• [Work to complete]:
An exact transcription of the data below, complete and unaltered, is the expected answer.

• [Excerpted records]:

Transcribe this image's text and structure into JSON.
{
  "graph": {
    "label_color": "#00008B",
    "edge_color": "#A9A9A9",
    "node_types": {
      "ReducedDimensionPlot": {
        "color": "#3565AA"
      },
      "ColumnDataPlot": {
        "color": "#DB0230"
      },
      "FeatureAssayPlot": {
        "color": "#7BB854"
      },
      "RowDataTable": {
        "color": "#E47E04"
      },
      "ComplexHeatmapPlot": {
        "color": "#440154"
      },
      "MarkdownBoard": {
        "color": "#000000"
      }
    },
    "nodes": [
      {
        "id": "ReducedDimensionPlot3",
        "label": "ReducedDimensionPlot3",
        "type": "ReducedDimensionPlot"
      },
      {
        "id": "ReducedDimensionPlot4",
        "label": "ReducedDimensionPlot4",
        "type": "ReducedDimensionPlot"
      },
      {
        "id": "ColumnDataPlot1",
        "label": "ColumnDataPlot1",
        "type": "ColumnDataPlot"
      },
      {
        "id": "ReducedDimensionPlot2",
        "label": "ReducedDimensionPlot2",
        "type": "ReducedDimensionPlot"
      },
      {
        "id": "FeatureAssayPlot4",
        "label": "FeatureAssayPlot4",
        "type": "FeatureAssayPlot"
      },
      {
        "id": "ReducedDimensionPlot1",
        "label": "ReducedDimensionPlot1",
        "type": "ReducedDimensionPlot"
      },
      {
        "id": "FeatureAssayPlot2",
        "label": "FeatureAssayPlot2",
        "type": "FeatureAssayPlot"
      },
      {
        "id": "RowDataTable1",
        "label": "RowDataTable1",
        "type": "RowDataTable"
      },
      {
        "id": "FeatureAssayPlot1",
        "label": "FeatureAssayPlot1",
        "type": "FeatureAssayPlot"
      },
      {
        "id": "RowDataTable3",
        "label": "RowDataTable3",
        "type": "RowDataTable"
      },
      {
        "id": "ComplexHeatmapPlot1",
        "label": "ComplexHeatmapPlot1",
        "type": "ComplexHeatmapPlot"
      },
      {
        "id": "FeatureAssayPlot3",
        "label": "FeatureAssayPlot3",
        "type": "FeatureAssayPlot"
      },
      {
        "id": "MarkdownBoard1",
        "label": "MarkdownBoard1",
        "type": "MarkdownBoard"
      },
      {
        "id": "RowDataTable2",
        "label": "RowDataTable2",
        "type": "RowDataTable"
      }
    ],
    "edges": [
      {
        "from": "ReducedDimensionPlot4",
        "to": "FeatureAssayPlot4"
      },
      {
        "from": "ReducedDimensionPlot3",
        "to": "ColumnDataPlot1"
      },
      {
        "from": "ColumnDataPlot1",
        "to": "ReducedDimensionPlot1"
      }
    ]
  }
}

• [Task solution]:
Transcribe this image's text and structure into JSON.
{
  "graph": {
    "label_color": "#00008B",
    "edge_color": "#A9A9A9",
    "node_types": {
      "ReducedDimensionPlot": {
        "color": "#3565AA"
      },
      "ColumnDataPlot": {
        "color": "#DB0230"
      },
      "FeatureAssayPlot": {
        "color": "#7BB854"
      },
      "RowDataTable": {
        "color": "#E47E04"
      },
      "ComplexHeatmapPlot": {
        "color": "#440154"
      },
      "MarkdownBoard": {
        "color": "#000000"
      }
    },
    "nodes": [
      {
        "id": "ReducedDimensionPlot3",
        "label": "ReducedDimensionPlot3",
        "type": "ReducedDimensionPlot"
      },
      {
        "id": "ReducedDimensionPlot4",
        "label": "ReducedDimensionPlot4",
        "type": "ReducedDimensionPlot"
      },
      {
        "id": "ColumnDataPlot1",
        "label": "ColumnDataPlot1",
        "type": "ColumnDataPlot"
      },
      {
        "id": "ReducedDimensionPlot2",
        "label": "ReducedDimensionPlot2",
        "type": "ReducedDimensionPlot"
      },
      {
        "id": "FeatureAssayPlot4",
        "label": "FeatureAssayPlot4",
        "type": "FeatureAssayPlot"
      },
      {
        "id": "ReducedDimensionPlot1",
        "label": "ReducedDimensionPlot1",
        "type": "ReducedDimensionPlot"
      },
      {
        "id": "FeatureAssayPlot2",
        "label": "FeatureAssayPlot2",
        "type": "FeatureAssayPlot"
      },
      {
        "id": "RowDataTable1",
        "label": "RowDataTable1",
        "type": "RowDataTable"
      },
      {
        "id": "FeatureAssayPlot1",
        "label": "FeatureAssayPlot1",
        "type": "FeatureAssayPlot"
      },
      {
        "id": "RowDataTable3",
        "label": "RowDataTable3",
        "type": "RowDataTable"
      },
      {
        "id": "ComplexHeatmapPlot1",
        "label": "ComplexHeatmapPlot1",
        "type": "ComplexHeatmapPlot"
      },
      {
        "id": "FeatureAssayPlot3",
        "label": "FeatureAssayPlot3",
        "type": "FeatureAssayPlot"
      },
      {
        "id": "MarkdownBoard1",
        "label": "MarkdownBoard1",
        "type": "MarkdownBoard"
      },
      {
        "id": "RowDataTable2",
        "label": "RowDataTable2",
        "type": "RowDataTable"
      }
    ],
    "edges": [
      {
        "from": "ReducedDimensionPlot4",
        "to": "FeatureAssayPlot4"
      },
      {
        "from": "ReducedDimensionPlot3",
        "to": "ColumnDataPlot1"
      },
      {
        "from": "ColumnDataPlot1",
        "to": "ReducedDimensionPlot1"
      }
    ]
  }
}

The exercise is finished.